→ Exercise description: Only a number is wanted: how many lines in the records below contain "построил"?

→ Dataset items:
— Begin —

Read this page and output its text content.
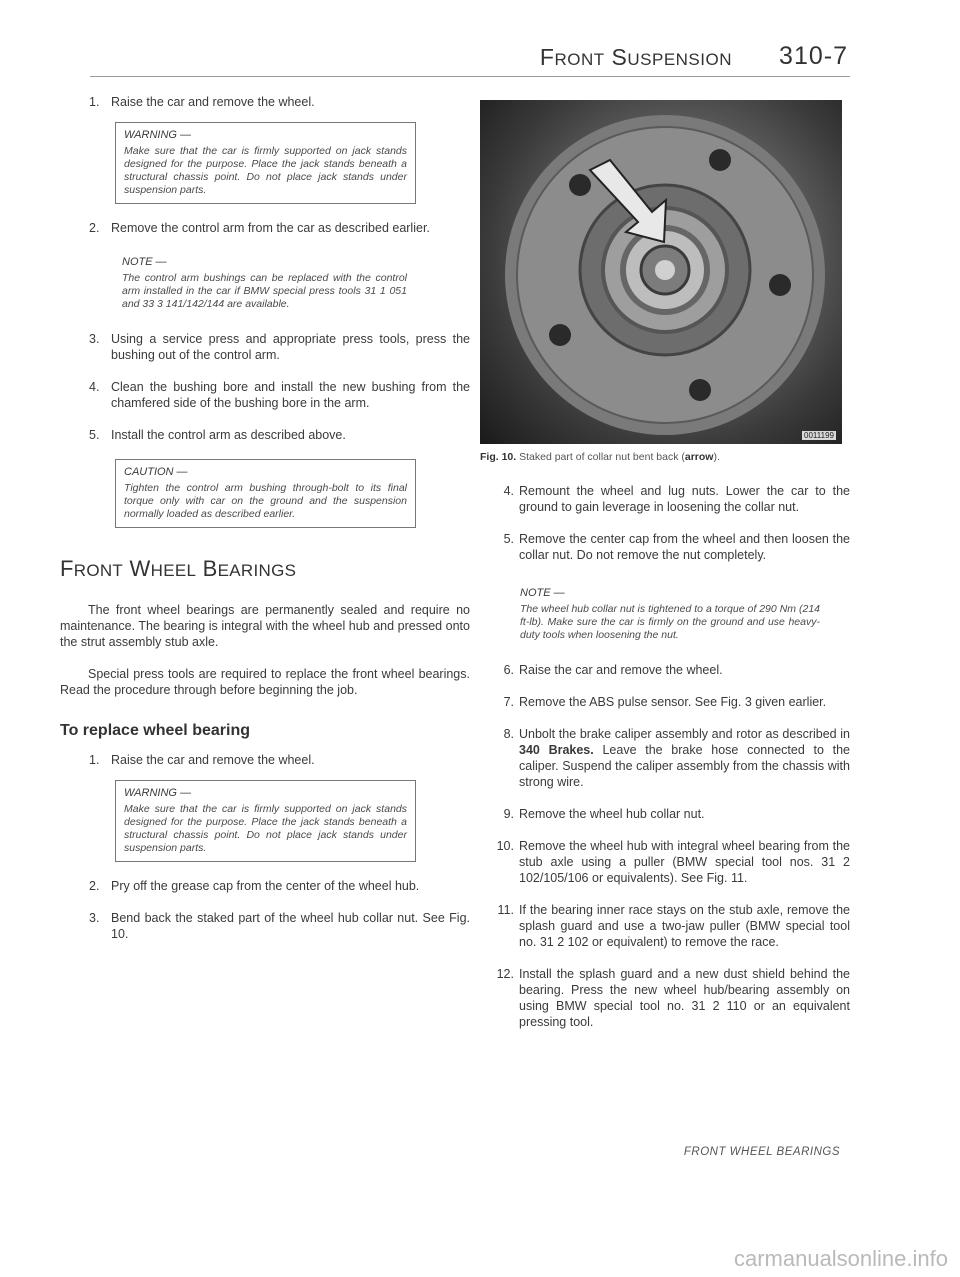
FRONT SUSPENSION 310-7
1. Raise the car and remove the wheel.
WARNING —
Make sure that the car is firmly supported on jack stands designed for the purpose. Place the jack stands beneath a structural chassis point. Do not place jack stands under suspension parts.
2. Remove the control arm from the car as described earlier.
NOTE —
The control arm bushings can be replaced with the control arm installed in the car if BMW special press tools 31 1 051 and 33 3 141/142/144 are available.
3. Using a service press and appropriate press tools, press the bushing out of the control arm.
4. Clean the bushing bore and install the new bushing from the chamfered side of the bushing bore in the arm.
5. Install the control arm as described above.
CAUTION —
Tighten the control arm bushing through-bolt to its final torque only with car on the ground and the suspension normally loaded as described earlier.
FRONT WHEEL BEARINGS

The front wheel bearings are permanently sealed and require no maintenance. The bearing is integral with the wheel hub and pressed onto the strut assembly stub axle.

Special press tools are required to replace the front wheel bearings. Read the procedure through before beginning the job.

To replace wheel bearing
1. Raise the car and remove the wheel.
WARNING —
Make sure that the car is firmly supported on jack stands designed for the purpose. Place the jack stands beneath a structural chassis point. Do not place jack stands under suspension parts.
2. Pry off the grease cap from the center of the wheel hub.
3. Bend back the staked part of the wheel hub collar nut. See Fig. 10.
0011199
Fig. 10. Staked part of collar nut bent back (arrow).
4. Remount the wheel and lug nuts. Lower the car to the ground to gain leverage in loosening the collar nut.
5. Remove the center cap from the wheel and then loosen the collar nut. Do not remove the nut completely.
NOTE —
The wheel hub collar nut is tightened to a torque of 290 Nm (214 ft-lb). Make sure the car is firmly on the ground and use heavy-duty tools when loosening the nut.
6. Raise the car and remove the wheel.
7. Remove the ABS pulse sensor. See Fig. 3 given earlier.
8. Unbolt the brake caliper assembly and rotor as described in 340 Brakes. Leave the brake hose connected to the caliper. Suspend the caliper assembly from the chassis with strong wire.
9. Remove the wheel hub collar nut.
10. Remove the wheel hub with integral wheel bearing from the stub axle using a puller (BMW special tool nos. 31 2 102/105/106 or equivalents). See Fig. 11.
11. If the bearing inner race stays on the stub axle, remove the splash guard and use a two-jaw puller (BMW special tool no. 31 2 102 or equivalent) to remove the race.
12. Install the splash guard and a new dust shield behind the bearing. Press the new wheel hub/bearing assembly on using BMW special tool no. 31 2 110 or an equivalent pressing tool.
FRONT WHEEL BEARINGS
carmanualsonline.info
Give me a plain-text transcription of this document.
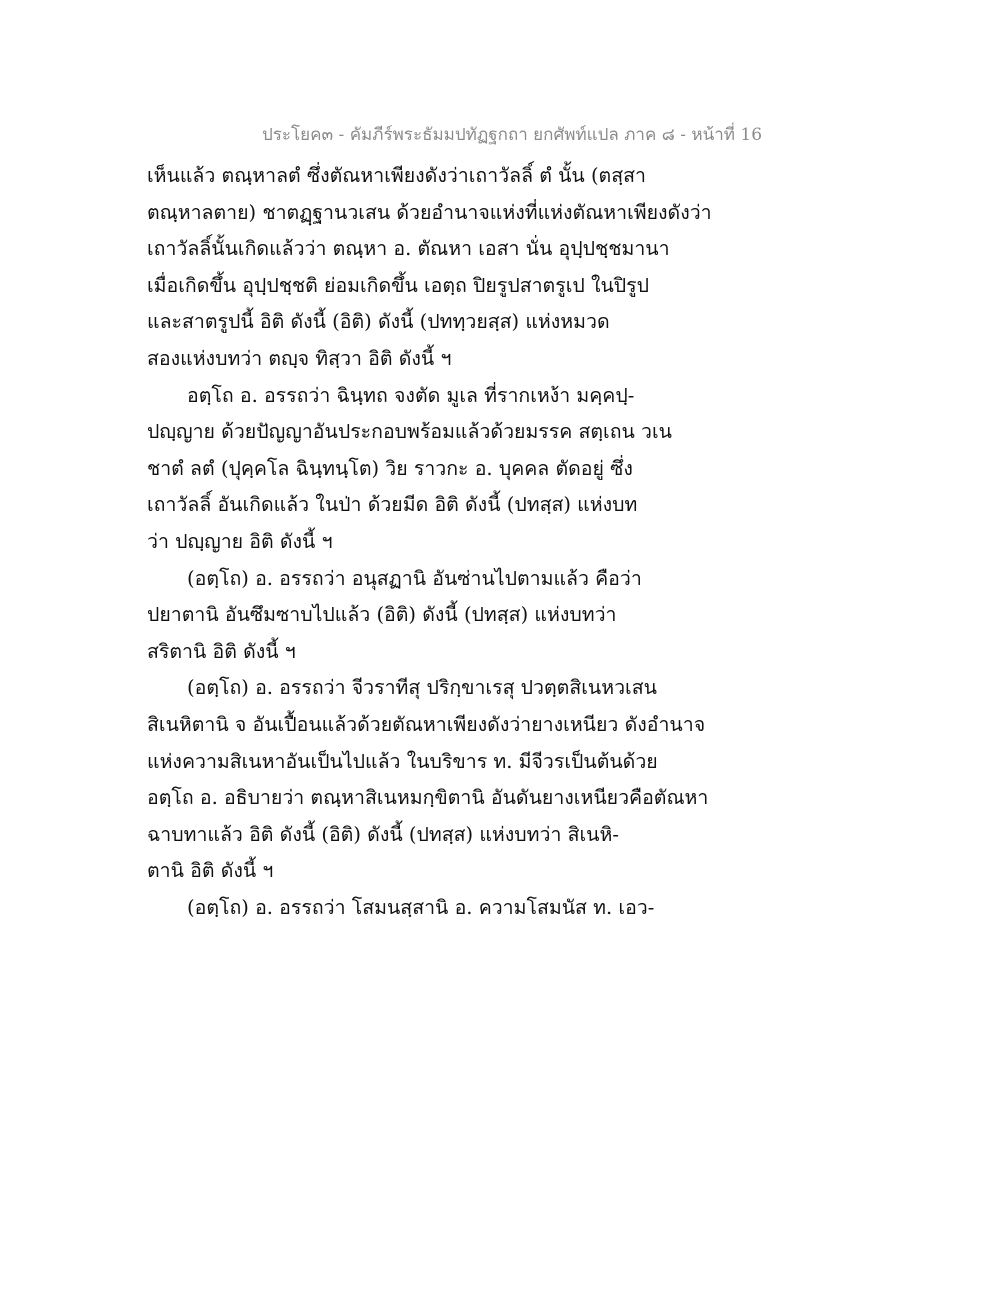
ประโยค๓ - คัมภีร์พระธัมมปทัฏฐกถา ยกศัพท์แปล ภาค ๘ - หน้าที่ 16
เห็นแล้ว ตณฺหาลตํ ซึ่งตัณหาเพียงดังว่าเถาวัลลิ์ ตํ นั้น (ตสฺสา
ตณฺหาลตาย) ชาตฏฺฐานวเสน ด้วยอำนาจแห่งที่แห่งตัณหาเพียงดังว่า
เถาวัลลิ์นั้นเกิดแล้วว่า ตณฺหา อ. ตัณหา เอสา นั่น อุปฺปชฺชมานา
เมื่อเกิดขึ้น อุปฺปชฺชติ ย่อมเกิดขึ้น เอตฺถ ปิยรูปสาตรูเป ในปิรูป
และสาตรูปนี้ อิติ ดังนี้ (อิติ) ดังนี้ (ปททฺวยสฺส) แห่งหมวด
สองแห่งบทว่า ตญฺจ ทิสฺวา อิติ ดังนี้ ฯ
อตฺโถ อ. อรรถว่า ฉินฺทถ จงตัด มูเล ที่รากเหง้า มคฺคปฺ-
ปญฺญาย ด้วยปัญญาอันประกอบพร้อมแล้วด้วยมรรค สตฺเถน วเน
ชาตํ ลตํ (ปุคฺคโล ฉินฺทนฺโต) วิย ราวกะ อ. บุคคล ตัดอยู่ ซึ่ง
เถาวัลลิ์ อันเกิดแล้ว ในป่า ด้วยมีด อิติ ดังนี้ (ปทสฺส) แห่งบท
ว่า ปญฺญาย อิติ ดังนี้ ฯ
(อตฺโถ) อ. อรรถว่า อนุสฏานิ อันซ่านไปตามแล้ว คือว่า
ปยาตานิ อันซึมซาบไปแล้ว (อิติ) ดังนี้ (ปทสฺส) แห่งบทว่า
สริตานิ อิติ ดังนี้ ฯ
(อตฺโถ) อ. อรรถว่า จีวราทีสุ ปริกฺขาเรสุ ปวตฺตสิเนหวเสน
สิเนหิตานิ จ อันเปื้อนแล้วด้วยตัณหาเพียงดังว่ายางเหนียว ดังอำนาจ
แห่งความสิเนหาอันเป็นไปแล้ว ในบริขาร ท. มีจีวรเป็นต้นด้วย
อตฺโถ อ. อธิบายว่า ตณฺหาสิเนหมกฺขิตานิ อันดันยางเหนียวคือตัณหา
ฉาบทาแล้ว อิติ ดังนี้ (อิติ) ดังนี้ (ปทสฺส) แห่งบทว่า สิเนหิ-
ตานิ อิติ ดังนี้ ฯ
(อตฺโถ) อ. อรรถว่า โสมนสฺสานิ อ. ความโสมนัส ท. เอว-
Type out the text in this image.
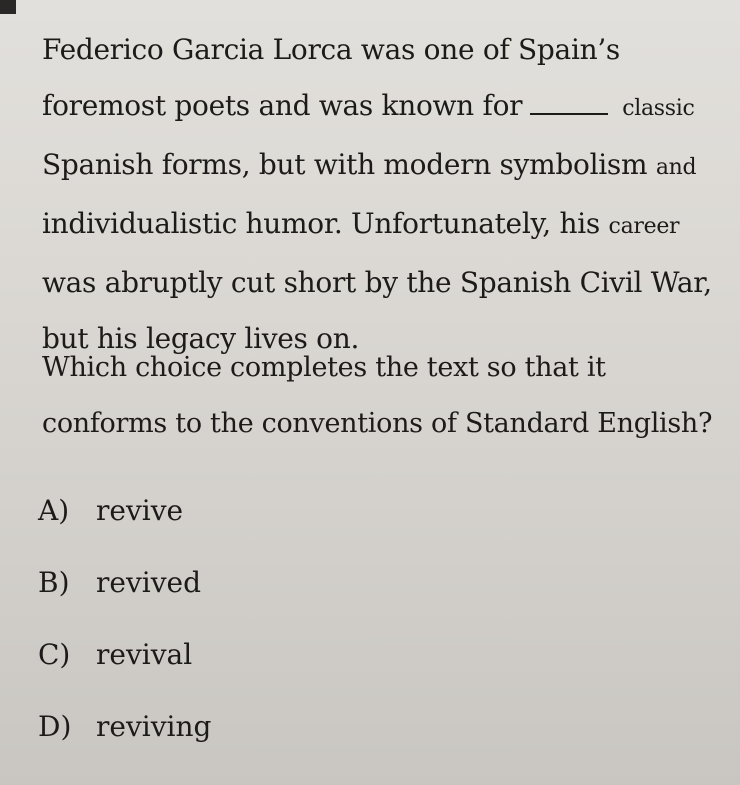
Federico Garcia Lorca was one of Spain’s
foremost poets and was known for	classic
Spanish forms, but with modern symbolism and
individualistic humor. Unfortunately, his career
was abruptly cut short by the Spanish Civil War,
but his legacy lives on.
Which choice completes the text so that it
conforms to the conventions of Standard English?
A) revive
B) revived
C) revival
D) reviving
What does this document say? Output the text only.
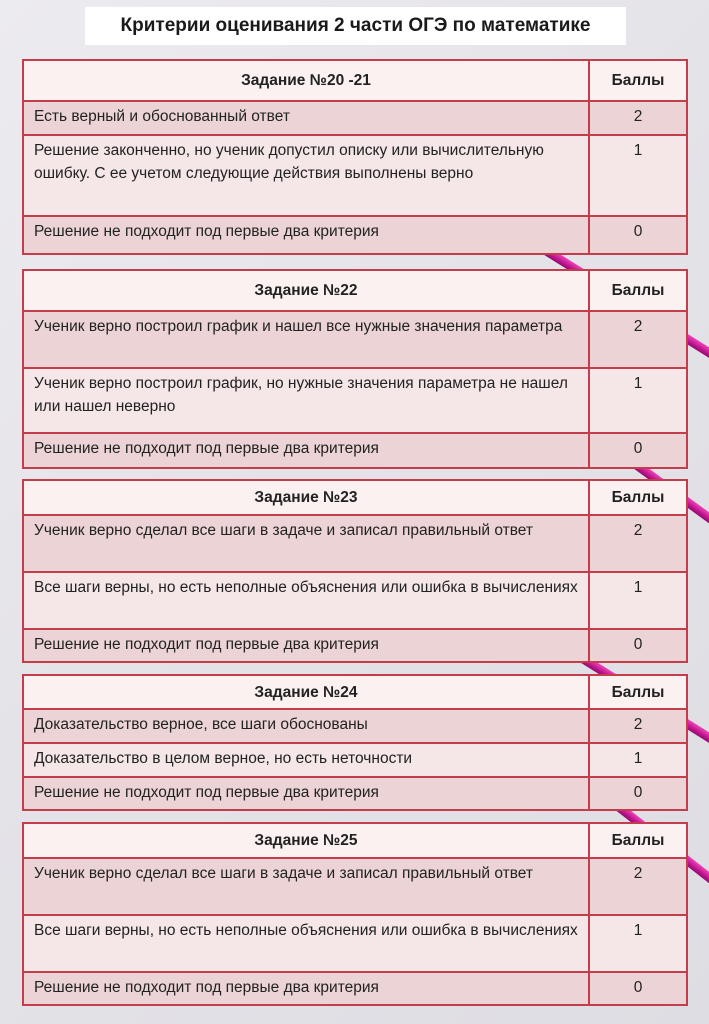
Критерии оценивания 2 части ОГЭ по математике
Задание №20 -21	Баллы
Есть верный и обоснованный ответ	2
Решение законченно, но ученик допустил описку или вычислительную ошибку. С ее учетом следующие действия выполнены верно	1
Решение не подходит под первые два критерия	0
Задание №22	Баллы
Ученик верно построил график и нашел все нужные значения параметра	2
Ученик верно построил график, но нужные значения параметра не нашел или нашел неверно	1
Решение не подходит под первые два критерия	0
Задание №23	Баллы
Ученик верно сделал все шаги в задаче и записал правильный ответ	2
Все шаги верны, но есть неполные объяснения или ошибка в вычислениях	1
Решение не подходит под первые два критерия	0
Задание №24	Баллы
Доказательство верное, все шаги обоснованы	2
Доказательство в целом верное, но есть неточности	1
Решение не подходит под первые два критерия	0
Задание №25	Баллы
Ученик верно сделал все шаги в задаче и записал правильный ответ	2
Все шаги верны, но есть неполные объяснения или ошибка в вычислениях	1
Решение не подходит под первые два критерия	0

— End —

→ Correct result: 2